▶ _WHAT YOU HAVE TO DO_: Leave out the pictures and repeat the data exactly.

▶ _EXTRACTED INFORMATION_:
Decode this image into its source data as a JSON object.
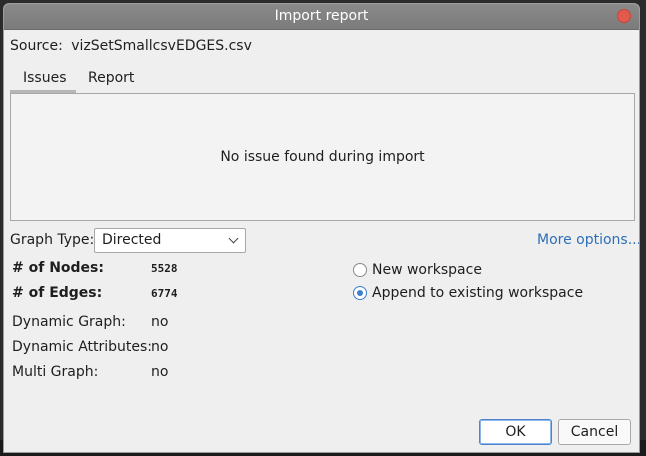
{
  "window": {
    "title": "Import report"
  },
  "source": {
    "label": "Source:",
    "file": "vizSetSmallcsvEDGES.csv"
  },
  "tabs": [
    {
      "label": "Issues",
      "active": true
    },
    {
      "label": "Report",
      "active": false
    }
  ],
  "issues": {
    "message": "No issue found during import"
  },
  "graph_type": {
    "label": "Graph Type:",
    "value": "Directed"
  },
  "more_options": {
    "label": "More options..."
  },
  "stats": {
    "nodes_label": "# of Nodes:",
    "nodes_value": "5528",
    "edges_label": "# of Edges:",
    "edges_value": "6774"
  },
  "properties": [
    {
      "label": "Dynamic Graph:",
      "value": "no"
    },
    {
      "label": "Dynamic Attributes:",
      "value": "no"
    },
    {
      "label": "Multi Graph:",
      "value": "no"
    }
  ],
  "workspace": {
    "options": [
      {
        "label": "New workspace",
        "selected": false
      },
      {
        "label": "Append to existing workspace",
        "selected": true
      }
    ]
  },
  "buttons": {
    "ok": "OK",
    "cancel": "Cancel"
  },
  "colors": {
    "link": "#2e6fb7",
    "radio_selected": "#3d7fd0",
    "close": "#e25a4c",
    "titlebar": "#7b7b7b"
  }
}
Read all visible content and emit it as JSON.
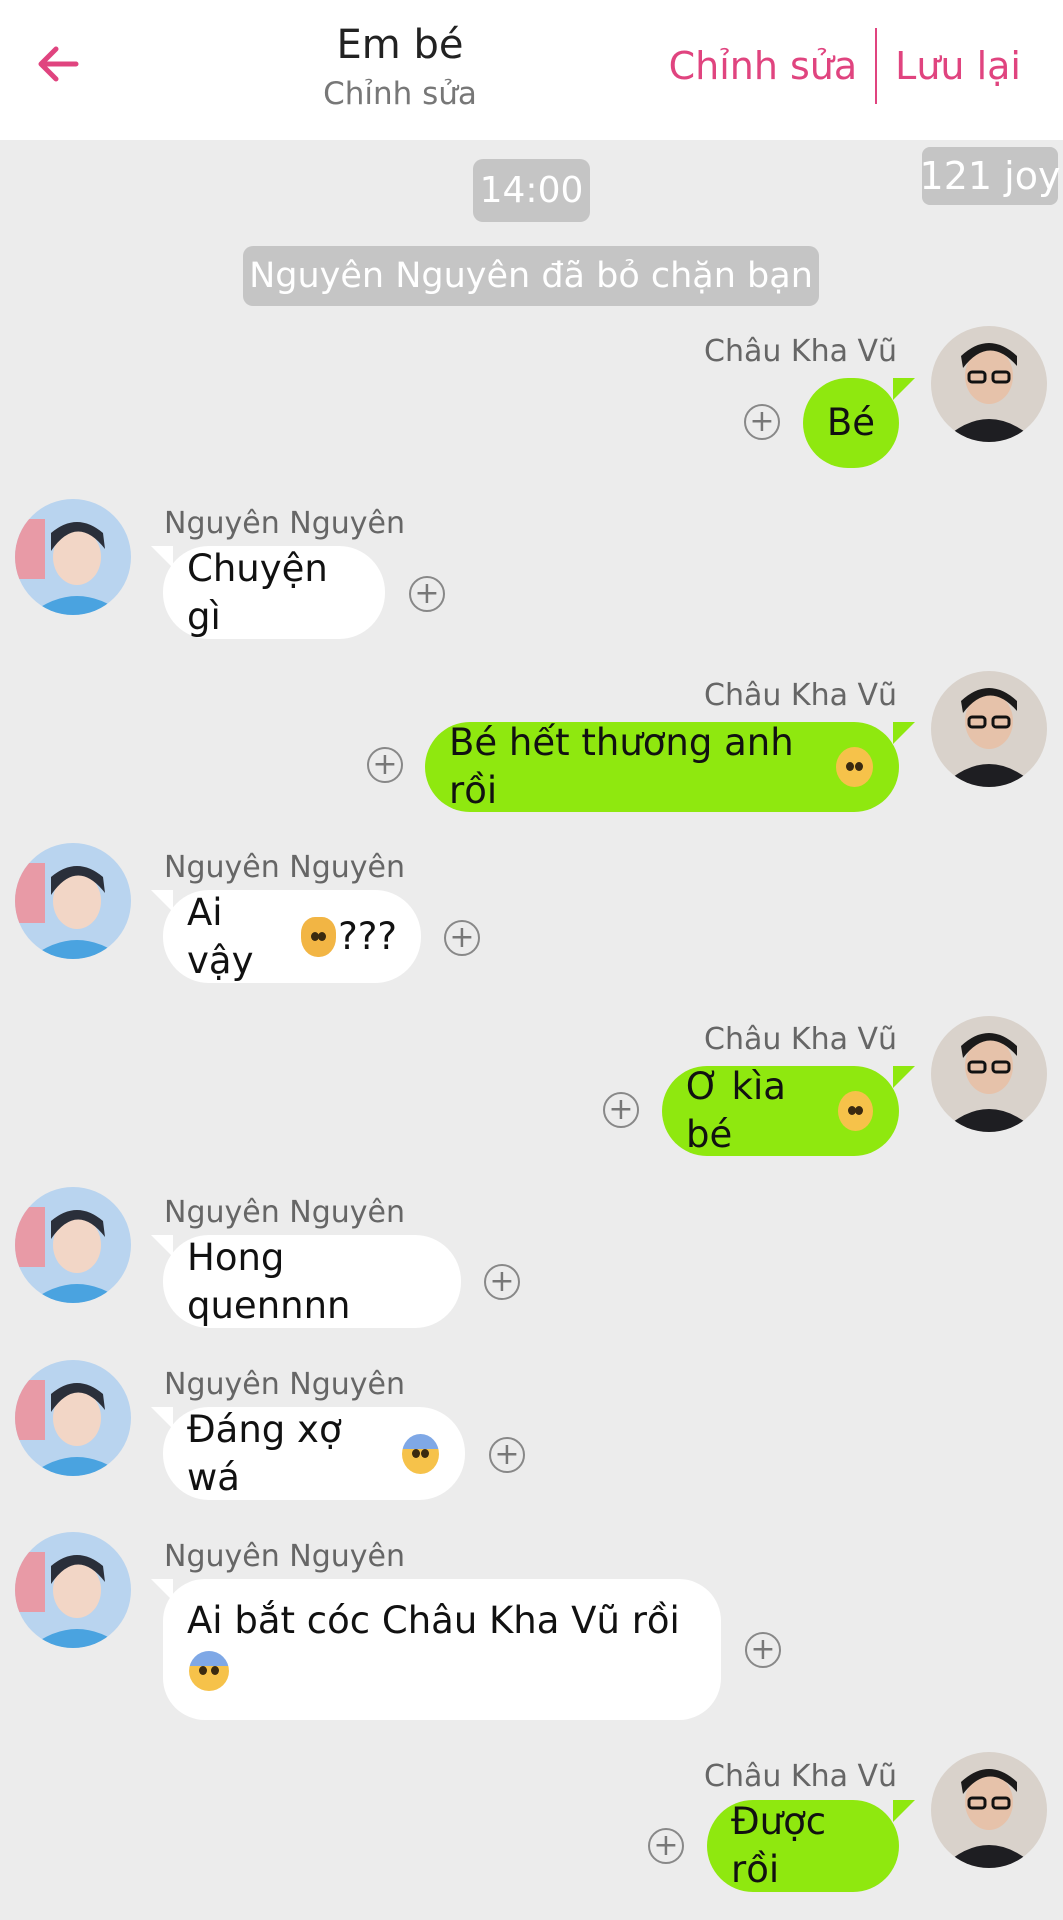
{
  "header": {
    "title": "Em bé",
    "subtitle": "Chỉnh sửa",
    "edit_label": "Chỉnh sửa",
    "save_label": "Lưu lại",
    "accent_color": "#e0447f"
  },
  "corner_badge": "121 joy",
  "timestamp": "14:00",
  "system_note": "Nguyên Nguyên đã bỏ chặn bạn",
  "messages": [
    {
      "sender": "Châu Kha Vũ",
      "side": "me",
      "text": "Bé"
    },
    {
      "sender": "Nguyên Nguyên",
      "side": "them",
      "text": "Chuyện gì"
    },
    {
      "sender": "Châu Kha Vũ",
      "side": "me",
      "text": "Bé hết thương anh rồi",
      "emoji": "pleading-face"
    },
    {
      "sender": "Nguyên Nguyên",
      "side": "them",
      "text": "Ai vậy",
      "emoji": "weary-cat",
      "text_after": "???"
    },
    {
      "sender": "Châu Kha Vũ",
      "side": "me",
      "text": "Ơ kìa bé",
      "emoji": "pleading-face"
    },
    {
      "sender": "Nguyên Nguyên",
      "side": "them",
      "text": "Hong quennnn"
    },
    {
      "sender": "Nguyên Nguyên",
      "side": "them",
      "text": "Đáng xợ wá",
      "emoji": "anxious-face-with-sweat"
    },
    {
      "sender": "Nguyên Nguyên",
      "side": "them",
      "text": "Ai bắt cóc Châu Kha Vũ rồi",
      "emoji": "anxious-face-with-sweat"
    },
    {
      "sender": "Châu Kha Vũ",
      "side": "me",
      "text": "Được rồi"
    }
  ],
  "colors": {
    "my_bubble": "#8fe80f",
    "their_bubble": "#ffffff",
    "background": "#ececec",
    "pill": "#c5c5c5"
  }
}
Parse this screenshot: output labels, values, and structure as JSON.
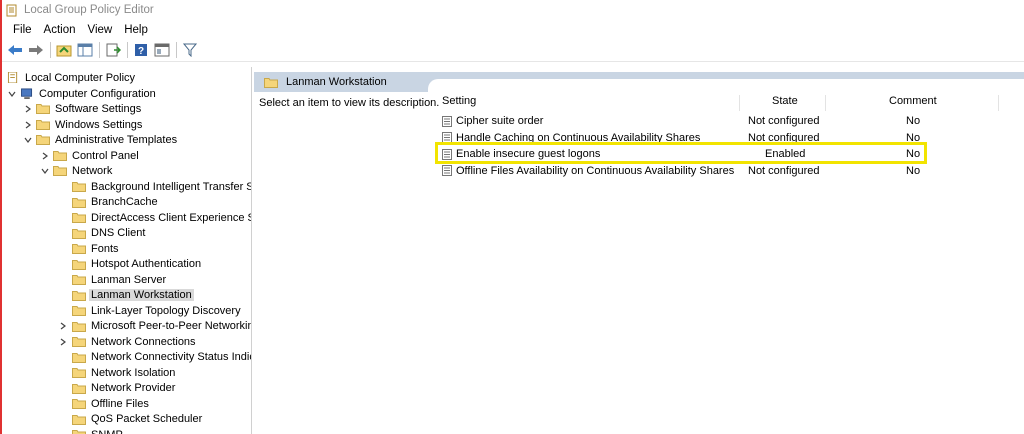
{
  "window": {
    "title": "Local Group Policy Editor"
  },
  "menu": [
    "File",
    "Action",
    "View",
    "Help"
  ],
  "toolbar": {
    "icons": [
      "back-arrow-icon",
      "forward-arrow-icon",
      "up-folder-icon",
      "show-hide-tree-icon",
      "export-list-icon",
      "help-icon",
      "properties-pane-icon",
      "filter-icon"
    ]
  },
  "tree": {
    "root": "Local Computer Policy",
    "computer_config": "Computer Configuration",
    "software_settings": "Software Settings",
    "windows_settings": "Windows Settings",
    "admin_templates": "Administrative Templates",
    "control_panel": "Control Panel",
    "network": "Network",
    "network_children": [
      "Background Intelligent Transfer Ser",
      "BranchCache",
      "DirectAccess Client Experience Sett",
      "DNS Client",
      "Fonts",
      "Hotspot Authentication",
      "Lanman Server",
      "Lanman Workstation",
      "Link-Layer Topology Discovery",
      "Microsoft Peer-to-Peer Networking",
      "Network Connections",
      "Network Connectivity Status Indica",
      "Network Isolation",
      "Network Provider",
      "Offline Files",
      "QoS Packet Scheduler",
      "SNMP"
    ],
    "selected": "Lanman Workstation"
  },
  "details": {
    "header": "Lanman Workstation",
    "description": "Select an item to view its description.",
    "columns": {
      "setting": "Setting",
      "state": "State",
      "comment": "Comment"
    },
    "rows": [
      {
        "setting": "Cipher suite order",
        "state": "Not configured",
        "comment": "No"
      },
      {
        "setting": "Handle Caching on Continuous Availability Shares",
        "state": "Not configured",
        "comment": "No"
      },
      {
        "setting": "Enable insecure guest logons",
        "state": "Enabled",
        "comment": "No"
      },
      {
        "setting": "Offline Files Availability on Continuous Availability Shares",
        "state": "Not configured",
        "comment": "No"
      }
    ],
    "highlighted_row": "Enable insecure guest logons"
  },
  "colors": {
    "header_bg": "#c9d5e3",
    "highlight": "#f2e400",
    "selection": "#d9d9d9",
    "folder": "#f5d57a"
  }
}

▶ _FULL OUTPUT_:
Decode this image into its source data as a JSON object.
{
  "window": {
    "title": "Import report"
  },
  "source": {
    "label": "Source:",
    "file": "vizSetSmallcsvEDGES.csv"
  },
  "tabs": [
    {
      "label": "Issues",
      "active": true
    },
    {
      "label": "Report",
      "active": false
    }
  ],
  "issues": {
    "message": "No issue found during import"
  },
  "graph_type": {
    "label": "Graph Type:",
    "value": "Directed"
  },
  "more_options": {
    "label": "More options..."
  },
  "stats": {
    "nodes_label": "# of Nodes:",
    "nodes_value": "5528",
    "edges_label": "# of Edges:",
    "edges_value": "6774"
  },
  "properties": [
    {
      "label": "Dynamic Graph:",
      "value": "no"
    },
    {
      "label": "Dynamic Attributes:",
      "value": "no"
    },
    {
      "label": "Multi Graph:",
      "value": "no"
    }
  ],
  "workspace": {
    "options": [
      {
        "label": "New workspace",
        "selected": false
      },
      {
        "label": "Append to existing workspace",
        "selected": true
      }
    ]
  },
  "buttons": {
    "ok": "OK",
    "cancel": "Cancel"
  },
  "colors": {
    "link": "#2e6fb7",
    "radio_selected": "#3d7fd0",
    "close": "#e25a4c",
    "titlebar": "#7b7b7b"
  }
}
Read all visible content and emit it as JSON.
{
  "header": {
    "title": "Em bé",
    "subtitle": "Chỉnh sửa",
    "edit_label": "Chỉnh sửa",
    "save_label": "Lưu lại",
    "accent_color": "#e0447f"
  },
  "corner_badge": "121 joy",
  "timestamp": "14:00",
  "system_note": "Nguyên Nguyên đã bỏ chặn bạn",
  "messages": [
    {
      "sender": "Châu Kha Vũ",
      "side": "me",
      "text": "Bé"
    },
    {
      "sender": "Nguyên Nguyên",
      "side": "them",
      "text": "Chuyện gì"
    },
    {
      "sender": "Châu Kha Vũ",
      "side": "me",
      "text": "Bé hết thương anh rồi",
      "emoji": "pleading-face"
    },
    {
      "sender": "Nguyên Nguyên",
      "side": "them",
      "text": "Ai vậy",
      "emoji": "weary-cat",
      "text_after": "???"
    },
    {
      "sender": "Châu Kha Vũ",
      "side": "me",
      "text": "Ơ kìa bé",
      "emoji": "pleading-face"
    },
    {
      "sender": "Nguyên Nguyên",
      "side": "them",
      "text": "Hong quennnn"
    },
    {
      "sender": "Nguyên Nguyên",
      "side": "them",
      "text": "Đáng xợ wá",
      "emoji": "anxious-face-with-sweat"
    },
    {
      "sender": "Nguyên Nguyên",
      "side": "them",
      "text": "Ai bắt cóc Châu Kha Vũ rồi",
      "emoji": "anxious-face-with-sweat"
    },
    {
      "sender": "Châu Kha Vũ",
      "side": "me",
      "text": "Được rồi"
    }
  ],
  "colors": {
    "my_bubble": "#8fe80f",
    "their_bubble": "#ffffff",
    "background": "#ececec",
    "pill": "#c5c5c5"
  }
}
Parse this screenshot: output labels, values, and structure as JSON.
{
  "window": {
    "title": "Local Group Policy Editor"
  },
  "menu": [
    "File",
    "Action",
    "View",
    "Help"
  ],
  "toolbar": {
    "icons": [
      "back-arrow-icon",
      "forward-arrow-icon",
      "up-folder-icon",
      "show-hide-tree-icon",
      "export-list-icon",
      "help-icon",
      "properties-pane-icon",
      "filter-icon"
    ]
  },
  "tree": {
    "root": "Local Computer Policy",
    "computer_config": "Computer Configuration",
    "software_settings": "Software Settings",
    "windows_settings": "Windows Settings",
    "admin_templates": "Administrative Templates",
    "control_panel": "Control Panel",
    "network": "Network",
    "network_children": [
      "Background Intelligent Transfer Ser",
      "BranchCache",
      "DirectAccess Client Experience Sett",
      "DNS Client",
      "Fonts",
      "Hotspot Authentication",
      "Lanman Server",
      "Lanman Workstation",
      "Link-Layer Topology Discovery",
      "Microsoft Peer-to-Peer Networking",
      "Network Connections",
      "Network Connectivity Status Indica",
      "Network Isolation",
      "Network Provider",
      "Offline Files",
      "QoS Packet Scheduler",
      "SNMP"
    ],
    "selected": "Lanman Workstation"
  },
  "details": {
    "header": "Lanman Workstation",
    "description": "Select an item to view its description.",
    "columns": {
      "setting": "Setting",
      "state": "State",
      "comment": "Comment"
    },
    "rows": [
      {
        "setting": "Cipher suite order",
        "state": "Not configured",
        "comment": "No"
      },
      {
        "setting": "Handle Caching on Continuous Availability Shares",
        "state": "Not configured",
        "comment": "No"
      },
      {
        "setting": "Enable insecure guest logons",
        "state": "Enabled",
        "comment": "No"
      },
      {
        "setting": "Offline Files Availability on Continuous Availability Shares",
        "state": "Not configured",
        "comment": "No"
      }
    ],
    "highlighted_row": "Enable insecure guest logons"
  },
  "colors": {
    "header_bg": "#c9d5e3",
    "highlight": "#f2e400",
    "selection": "#d9d9d9",
    "folder": "#f5d57a"
  }
}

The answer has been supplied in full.